(Data items)
+ + + + +
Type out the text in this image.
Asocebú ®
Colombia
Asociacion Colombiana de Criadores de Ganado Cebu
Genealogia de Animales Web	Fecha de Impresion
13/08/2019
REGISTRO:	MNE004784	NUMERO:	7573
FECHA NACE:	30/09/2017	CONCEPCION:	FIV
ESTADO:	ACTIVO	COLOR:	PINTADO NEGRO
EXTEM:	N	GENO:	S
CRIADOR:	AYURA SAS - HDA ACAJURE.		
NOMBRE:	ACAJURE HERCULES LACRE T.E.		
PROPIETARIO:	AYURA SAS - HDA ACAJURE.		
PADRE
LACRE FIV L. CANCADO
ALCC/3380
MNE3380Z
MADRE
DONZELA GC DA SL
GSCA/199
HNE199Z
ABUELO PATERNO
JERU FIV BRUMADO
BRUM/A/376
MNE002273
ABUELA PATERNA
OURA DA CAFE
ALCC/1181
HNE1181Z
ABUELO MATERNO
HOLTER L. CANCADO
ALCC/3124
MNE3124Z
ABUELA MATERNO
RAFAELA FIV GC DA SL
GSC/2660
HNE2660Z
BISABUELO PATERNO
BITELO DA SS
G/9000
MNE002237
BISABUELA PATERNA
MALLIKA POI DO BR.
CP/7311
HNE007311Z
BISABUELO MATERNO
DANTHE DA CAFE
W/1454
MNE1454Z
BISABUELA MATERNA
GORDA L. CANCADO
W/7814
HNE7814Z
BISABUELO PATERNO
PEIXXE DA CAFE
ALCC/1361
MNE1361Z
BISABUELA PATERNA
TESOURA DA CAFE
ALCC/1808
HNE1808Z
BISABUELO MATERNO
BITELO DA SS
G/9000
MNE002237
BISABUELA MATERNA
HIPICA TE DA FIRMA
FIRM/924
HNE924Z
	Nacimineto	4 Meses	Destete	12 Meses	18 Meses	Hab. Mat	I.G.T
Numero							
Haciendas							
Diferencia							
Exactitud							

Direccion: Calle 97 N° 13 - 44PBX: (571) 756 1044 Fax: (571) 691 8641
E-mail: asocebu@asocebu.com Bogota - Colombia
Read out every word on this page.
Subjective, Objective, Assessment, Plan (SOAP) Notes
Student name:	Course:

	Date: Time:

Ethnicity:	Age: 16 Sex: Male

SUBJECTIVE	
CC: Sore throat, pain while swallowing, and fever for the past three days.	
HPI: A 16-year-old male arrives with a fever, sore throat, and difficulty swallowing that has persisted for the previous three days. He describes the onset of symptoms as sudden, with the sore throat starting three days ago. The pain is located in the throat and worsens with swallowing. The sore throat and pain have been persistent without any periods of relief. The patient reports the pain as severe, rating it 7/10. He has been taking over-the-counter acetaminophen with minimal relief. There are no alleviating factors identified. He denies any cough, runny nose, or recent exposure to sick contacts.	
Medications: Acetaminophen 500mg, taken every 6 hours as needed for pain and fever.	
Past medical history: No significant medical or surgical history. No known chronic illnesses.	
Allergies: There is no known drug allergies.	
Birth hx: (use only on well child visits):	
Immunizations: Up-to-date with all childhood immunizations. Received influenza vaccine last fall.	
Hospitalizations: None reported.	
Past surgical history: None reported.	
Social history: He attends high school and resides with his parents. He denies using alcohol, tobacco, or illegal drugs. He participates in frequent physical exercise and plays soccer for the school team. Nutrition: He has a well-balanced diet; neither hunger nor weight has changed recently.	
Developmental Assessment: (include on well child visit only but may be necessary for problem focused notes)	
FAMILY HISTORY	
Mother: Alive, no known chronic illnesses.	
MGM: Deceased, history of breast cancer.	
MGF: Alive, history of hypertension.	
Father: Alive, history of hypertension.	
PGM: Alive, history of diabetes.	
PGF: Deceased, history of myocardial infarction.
+ + + + +
- GOAL
Your task is to return the full listing exactly as it was given.

- WORKED ANSWER
Type out the text in this image.
Asocebú ®
Colombia
Asociacion Colombiana de Criadores de Ganado Cebu
Genealogia de Animales Web	Fecha de Impresion
13/08/2019
REGISTRO:	MNE004784	NUMERO:	7573
FECHA NACE:	30/09/2017	CONCEPCION:	FIV
ESTADO:	ACTIVO	COLOR:	PINTADO NEGRO
EXTEM:	N	GENO:	S
CRIADOR:	AYURA SAS - HDA ACAJURE.		
NOMBRE:	ACAJURE HERCULES LACRE T.E.		
PROPIETARIO:	AYURA SAS - HDA ACAJURE.		
PADRE
LACRE FIV L. CANCADO
ALCC/3380
MNE3380Z
MADRE
DONZELA GC DA SL
GSCA/199
HNE199Z
ABUELO PATERNO
JERU FIV BRUMADO
BRUM/A/376
MNE002273
ABUELA PATERNA
OURA DA CAFE
ALCC/1181
HNE1181Z
ABUELO MATERNO
HOLTER L. CANCADO
ALCC/3124
MNE3124Z
ABUELA MATERNO
RAFAELA FIV GC DA SL
GSC/2660
HNE2660Z
BISABUELO PATERNO
BITELO DA SS
G/9000
MNE002237
BISABUELA PATERNA
MALLIKA POI DO BR.
CP/7311
HNE007311Z
BISABUELO MATERNO
DANTHE DA CAFE
W/1454
MNE1454Z
BISABUELA MATERNA
GORDA L. CANCADO
W/7814
HNE7814Z
BISABUELO PATERNO
PEIXXE DA CAFE
ALCC/1361
MNE1361Z
BISABUELA PATERNA
TESOURA DA CAFE
ALCC/1808
HNE1808Z
BISABUELO MATERNO
BITELO DA SS
G/9000
MNE002237
BISABUELA MATERNA
HIPICA TE DA FIRMA
FIRM/924
HNE924Z
	Nacimineto	4 Meses	Destete	12 Meses	18 Meses	Hab. Mat	I.G.T
Numero							
Haciendas							
Diferencia							
Exactitud							

Direccion: Calle 97 N° 13 - 44PBX: (571) 756 1044 Fax: (571) 691 8641
E-mail: asocebu@asocebu.com Bogota - Colombia
Read out every word on this page.
Subjective, Objective, Assessment, Plan (SOAP) Notes
Student name:	Course:

	Date: Time:

Ethnicity:	Age: 16 Sex: Male

SUBJECTIVE	
CC: Sore throat, pain while swallowing, and fever for the past three days.	
HPI: A 16-year-old male arrives with a fever, sore throat, and difficulty swallowing that has persisted for the previous three days. He describes the onset of symptoms as sudden, with the sore throat starting three days ago. The pain is located in the throat and worsens with swallowing. The sore throat and pain have been persistent without any periods of relief. The patient reports the pain as severe, rating it 7/10. He has been taking over-the-counter acetaminophen with minimal relief. There are no alleviating factors identified. He denies any cough, runny nose, or recent exposure to sick contacts.	
Medications: Acetaminophen 500mg, taken every 6 hours as needed for pain and fever.	
Past medical history: No significant medical or surgical history. No known chronic illnesses.	
Allergies: There is no known drug allergies.	
Birth hx: (use only on well child visits):	
Immunizations: Up-to-date with all childhood immunizations. Received influenza vaccine last fall.	
Hospitalizations: None reported.	
Past surgical history: None reported.	
Social history: He attends high school and resides with his parents. He denies using alcohol, tobacco, or illegal drugs. He participates in frequent physical exercise and plays soccer for the school team. Nutrition: He has a well-balanced diet; neither hunger nor weight has changed recently.	
Developmental Assessment: (include on well child visit only but may be necessary for problem focused notes)	
FAMILY HISTORY	
Mother: Alive, no known chronic illnesses.	
MGM: Deceased, history of breast cancer.	
MGF: Alive, history of hypertension.	
Father: Alive, history of hypertension.	
PGM: Alive, history of diabetes.	
PGF: Deceased, history of myocardial infarction.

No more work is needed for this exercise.